Problem to solve: From the entries below, extract every line that includes the word "name".
***** Supplied material *****
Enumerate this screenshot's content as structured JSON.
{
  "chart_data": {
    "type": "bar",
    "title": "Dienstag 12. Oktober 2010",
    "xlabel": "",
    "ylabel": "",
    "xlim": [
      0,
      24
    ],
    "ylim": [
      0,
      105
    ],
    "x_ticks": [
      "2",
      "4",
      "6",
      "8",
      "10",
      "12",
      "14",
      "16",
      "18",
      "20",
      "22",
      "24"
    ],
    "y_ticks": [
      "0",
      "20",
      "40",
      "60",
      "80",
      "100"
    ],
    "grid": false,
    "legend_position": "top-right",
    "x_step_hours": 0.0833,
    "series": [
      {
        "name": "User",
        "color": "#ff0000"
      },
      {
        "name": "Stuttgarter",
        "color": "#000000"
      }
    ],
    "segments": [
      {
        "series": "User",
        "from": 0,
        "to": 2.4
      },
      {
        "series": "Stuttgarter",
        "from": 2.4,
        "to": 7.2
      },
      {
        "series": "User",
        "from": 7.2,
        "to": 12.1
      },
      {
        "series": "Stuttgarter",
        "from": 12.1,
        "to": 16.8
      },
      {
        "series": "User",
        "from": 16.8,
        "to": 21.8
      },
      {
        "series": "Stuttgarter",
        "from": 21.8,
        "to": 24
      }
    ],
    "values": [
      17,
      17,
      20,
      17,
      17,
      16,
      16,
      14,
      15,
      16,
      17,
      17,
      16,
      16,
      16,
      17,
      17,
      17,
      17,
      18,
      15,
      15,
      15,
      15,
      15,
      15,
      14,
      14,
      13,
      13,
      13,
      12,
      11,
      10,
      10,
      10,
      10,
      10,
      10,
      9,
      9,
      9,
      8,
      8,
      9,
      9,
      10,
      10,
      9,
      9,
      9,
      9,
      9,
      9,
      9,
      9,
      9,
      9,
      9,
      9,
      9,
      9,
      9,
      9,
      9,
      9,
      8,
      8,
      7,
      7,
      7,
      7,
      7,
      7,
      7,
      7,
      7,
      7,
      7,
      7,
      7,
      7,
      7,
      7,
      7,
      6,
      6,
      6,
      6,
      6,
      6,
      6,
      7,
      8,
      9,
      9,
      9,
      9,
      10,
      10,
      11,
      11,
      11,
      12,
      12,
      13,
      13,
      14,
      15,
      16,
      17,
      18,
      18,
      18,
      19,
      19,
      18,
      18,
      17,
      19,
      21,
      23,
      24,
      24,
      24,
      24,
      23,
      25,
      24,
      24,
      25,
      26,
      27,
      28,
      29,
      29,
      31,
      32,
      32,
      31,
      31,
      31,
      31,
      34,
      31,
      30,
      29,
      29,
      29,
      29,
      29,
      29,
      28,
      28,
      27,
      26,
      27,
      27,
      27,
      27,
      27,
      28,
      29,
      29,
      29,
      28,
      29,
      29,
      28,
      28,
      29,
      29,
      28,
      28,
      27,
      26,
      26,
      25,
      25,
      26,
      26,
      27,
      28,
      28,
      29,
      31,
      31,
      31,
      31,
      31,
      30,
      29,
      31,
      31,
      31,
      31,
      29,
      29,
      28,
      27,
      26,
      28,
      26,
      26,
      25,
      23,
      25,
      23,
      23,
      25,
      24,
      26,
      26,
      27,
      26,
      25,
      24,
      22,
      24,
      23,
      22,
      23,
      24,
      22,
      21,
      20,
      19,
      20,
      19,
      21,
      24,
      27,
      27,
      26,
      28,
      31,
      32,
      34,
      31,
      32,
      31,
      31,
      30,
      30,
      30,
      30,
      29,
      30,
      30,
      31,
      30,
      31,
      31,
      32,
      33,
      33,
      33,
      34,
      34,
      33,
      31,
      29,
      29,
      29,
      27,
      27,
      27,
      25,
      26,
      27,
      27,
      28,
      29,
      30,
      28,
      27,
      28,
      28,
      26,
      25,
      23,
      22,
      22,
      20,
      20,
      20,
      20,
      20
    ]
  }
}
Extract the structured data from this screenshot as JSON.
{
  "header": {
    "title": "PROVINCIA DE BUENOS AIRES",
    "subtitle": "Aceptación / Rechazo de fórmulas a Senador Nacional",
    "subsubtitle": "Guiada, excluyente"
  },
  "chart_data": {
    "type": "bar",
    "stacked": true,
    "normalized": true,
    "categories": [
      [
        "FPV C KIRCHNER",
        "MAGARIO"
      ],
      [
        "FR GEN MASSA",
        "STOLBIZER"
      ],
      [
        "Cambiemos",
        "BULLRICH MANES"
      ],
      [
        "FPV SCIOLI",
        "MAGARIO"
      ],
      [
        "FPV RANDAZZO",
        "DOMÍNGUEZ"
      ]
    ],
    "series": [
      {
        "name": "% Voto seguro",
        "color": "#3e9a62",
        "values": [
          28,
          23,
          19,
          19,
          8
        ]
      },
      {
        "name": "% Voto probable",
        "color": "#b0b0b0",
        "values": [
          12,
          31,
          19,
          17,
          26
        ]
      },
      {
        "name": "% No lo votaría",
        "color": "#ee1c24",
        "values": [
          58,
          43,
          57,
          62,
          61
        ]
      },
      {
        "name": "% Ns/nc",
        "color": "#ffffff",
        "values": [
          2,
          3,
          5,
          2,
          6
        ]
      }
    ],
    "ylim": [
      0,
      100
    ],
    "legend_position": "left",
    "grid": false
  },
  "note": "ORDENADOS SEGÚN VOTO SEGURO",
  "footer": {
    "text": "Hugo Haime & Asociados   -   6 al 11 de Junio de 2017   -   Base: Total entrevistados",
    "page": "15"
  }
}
*****
Full output:
        "name": "User",
        "name": "Stuttgarter",
        "name": "% Voto seguro",
        "name": "% Voto probable",
        "name": "% No lo votaría",
        "name": "% Ns/nc",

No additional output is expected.